### Work instructions
Pick out each line containing the string "ASTURIANA" and copy it.

[Start Records supplied]

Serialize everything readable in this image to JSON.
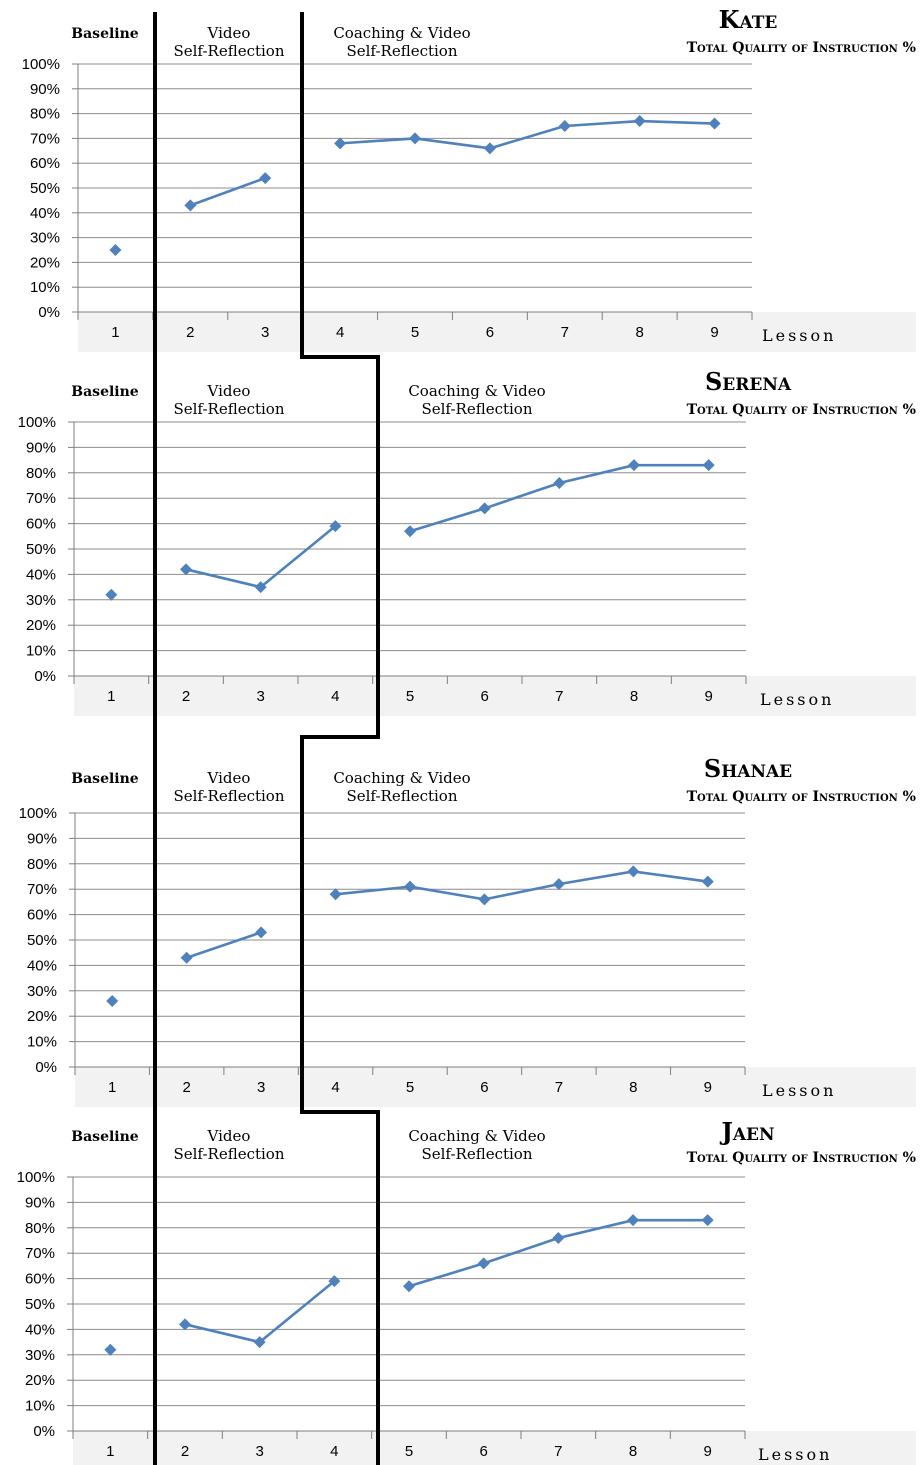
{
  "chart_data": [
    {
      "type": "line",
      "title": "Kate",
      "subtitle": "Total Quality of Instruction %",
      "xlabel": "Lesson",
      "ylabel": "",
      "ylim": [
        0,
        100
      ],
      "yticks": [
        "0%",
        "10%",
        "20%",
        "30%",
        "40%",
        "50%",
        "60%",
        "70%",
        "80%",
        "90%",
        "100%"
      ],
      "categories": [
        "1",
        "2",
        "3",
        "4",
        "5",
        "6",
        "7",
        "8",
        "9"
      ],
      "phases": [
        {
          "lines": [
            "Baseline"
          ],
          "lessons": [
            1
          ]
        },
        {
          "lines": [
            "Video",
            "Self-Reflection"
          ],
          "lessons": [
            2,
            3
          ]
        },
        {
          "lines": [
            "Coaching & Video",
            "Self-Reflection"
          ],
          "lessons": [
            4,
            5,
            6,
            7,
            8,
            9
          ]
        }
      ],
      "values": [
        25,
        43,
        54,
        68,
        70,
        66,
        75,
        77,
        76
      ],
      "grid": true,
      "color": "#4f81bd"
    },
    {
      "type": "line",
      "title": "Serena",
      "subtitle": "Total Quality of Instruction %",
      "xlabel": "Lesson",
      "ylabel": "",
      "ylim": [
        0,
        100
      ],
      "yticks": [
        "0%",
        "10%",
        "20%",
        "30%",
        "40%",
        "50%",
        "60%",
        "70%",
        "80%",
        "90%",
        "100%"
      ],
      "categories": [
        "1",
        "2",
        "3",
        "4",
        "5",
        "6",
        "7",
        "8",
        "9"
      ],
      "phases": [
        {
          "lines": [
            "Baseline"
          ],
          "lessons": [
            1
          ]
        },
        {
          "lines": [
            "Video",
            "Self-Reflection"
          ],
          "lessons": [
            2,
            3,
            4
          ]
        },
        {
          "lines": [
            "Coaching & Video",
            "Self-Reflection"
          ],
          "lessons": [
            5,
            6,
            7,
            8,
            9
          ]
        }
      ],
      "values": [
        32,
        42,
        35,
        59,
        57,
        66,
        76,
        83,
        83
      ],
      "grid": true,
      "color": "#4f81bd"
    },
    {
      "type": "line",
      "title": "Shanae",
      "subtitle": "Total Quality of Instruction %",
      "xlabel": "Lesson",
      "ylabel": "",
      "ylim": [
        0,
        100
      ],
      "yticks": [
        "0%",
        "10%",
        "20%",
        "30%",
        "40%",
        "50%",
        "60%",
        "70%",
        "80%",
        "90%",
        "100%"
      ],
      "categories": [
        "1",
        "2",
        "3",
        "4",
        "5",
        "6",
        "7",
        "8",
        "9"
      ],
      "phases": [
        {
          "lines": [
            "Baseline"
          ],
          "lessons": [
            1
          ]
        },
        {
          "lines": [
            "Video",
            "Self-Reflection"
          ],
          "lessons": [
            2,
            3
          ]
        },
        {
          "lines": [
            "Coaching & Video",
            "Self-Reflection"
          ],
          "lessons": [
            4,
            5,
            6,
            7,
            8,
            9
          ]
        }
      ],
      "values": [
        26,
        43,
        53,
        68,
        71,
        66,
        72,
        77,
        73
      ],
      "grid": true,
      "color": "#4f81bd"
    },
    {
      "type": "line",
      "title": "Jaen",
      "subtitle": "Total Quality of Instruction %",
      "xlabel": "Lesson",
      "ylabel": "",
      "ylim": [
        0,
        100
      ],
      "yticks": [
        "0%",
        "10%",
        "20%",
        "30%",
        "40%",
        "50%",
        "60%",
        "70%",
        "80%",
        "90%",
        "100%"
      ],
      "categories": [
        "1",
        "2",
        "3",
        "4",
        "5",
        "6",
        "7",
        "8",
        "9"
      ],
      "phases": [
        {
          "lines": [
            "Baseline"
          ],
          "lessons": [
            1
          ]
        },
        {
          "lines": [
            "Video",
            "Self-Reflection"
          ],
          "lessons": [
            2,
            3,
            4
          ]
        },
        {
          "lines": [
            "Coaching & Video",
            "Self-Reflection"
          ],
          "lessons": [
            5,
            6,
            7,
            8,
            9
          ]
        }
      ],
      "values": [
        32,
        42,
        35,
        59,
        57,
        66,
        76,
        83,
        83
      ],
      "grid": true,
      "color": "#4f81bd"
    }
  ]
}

[End Records supplied]
[Start Records supplied]

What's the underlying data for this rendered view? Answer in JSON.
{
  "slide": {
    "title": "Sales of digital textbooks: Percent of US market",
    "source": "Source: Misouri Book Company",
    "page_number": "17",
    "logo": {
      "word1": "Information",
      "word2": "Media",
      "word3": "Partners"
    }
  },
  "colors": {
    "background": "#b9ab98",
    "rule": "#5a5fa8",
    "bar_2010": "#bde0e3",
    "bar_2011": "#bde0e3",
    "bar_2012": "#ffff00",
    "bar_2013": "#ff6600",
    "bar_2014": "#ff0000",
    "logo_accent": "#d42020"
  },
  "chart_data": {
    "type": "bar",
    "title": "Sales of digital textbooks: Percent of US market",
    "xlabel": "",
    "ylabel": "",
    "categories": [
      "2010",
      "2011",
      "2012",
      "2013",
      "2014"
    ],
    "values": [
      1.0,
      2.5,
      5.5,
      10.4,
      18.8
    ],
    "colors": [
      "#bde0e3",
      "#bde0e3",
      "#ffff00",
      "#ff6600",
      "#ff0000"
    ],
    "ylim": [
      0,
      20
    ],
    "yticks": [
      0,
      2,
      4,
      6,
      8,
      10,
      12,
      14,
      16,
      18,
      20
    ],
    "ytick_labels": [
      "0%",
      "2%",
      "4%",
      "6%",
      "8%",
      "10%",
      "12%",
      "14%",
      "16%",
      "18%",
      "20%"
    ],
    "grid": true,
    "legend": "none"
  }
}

[End Records supplied]
[Start Records supplied]

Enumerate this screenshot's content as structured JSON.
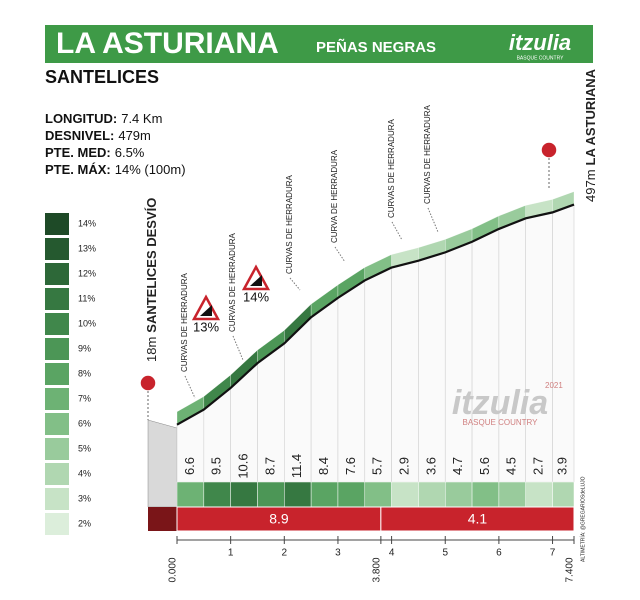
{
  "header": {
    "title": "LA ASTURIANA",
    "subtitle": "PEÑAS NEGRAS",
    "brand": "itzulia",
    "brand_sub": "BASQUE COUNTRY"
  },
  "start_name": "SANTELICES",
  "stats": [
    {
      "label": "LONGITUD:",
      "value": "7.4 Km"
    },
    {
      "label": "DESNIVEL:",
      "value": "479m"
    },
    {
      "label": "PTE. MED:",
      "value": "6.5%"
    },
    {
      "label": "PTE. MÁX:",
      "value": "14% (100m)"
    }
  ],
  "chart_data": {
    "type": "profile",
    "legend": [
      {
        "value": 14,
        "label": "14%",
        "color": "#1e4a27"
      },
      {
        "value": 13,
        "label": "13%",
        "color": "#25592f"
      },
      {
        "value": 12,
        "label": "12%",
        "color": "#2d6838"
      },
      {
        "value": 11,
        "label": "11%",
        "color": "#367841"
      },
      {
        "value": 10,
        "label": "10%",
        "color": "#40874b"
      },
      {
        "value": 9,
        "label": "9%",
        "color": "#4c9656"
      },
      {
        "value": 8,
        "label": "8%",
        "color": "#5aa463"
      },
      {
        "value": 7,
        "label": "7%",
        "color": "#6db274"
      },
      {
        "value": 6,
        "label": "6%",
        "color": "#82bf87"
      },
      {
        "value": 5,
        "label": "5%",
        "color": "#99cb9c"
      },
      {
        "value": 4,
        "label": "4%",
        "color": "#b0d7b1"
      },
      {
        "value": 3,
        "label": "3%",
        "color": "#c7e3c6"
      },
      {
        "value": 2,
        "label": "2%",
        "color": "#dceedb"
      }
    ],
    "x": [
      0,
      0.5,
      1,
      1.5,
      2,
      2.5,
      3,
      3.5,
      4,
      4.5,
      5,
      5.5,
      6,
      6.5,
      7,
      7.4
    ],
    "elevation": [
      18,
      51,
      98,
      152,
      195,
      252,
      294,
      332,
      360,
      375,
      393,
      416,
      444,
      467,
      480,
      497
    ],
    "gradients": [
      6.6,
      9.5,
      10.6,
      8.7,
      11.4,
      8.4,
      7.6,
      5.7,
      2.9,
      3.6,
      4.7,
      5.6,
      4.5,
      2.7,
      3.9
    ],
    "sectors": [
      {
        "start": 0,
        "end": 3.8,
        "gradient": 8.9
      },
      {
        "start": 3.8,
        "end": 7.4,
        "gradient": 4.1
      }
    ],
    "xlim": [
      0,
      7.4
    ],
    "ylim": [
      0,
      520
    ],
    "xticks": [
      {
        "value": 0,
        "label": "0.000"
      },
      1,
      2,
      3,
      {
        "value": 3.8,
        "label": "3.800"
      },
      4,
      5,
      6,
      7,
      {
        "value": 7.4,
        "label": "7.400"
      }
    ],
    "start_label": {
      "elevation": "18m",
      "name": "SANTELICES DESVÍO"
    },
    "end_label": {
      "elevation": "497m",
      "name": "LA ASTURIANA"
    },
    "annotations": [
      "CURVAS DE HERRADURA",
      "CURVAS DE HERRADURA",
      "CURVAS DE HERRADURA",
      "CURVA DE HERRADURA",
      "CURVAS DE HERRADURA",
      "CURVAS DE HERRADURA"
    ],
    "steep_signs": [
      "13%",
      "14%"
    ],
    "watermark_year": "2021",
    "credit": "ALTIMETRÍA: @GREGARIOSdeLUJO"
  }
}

[End Records supplied]

### Response for this exercise
    "title": "LA ASTURIANA",
      "name": "LA ASTURIANA"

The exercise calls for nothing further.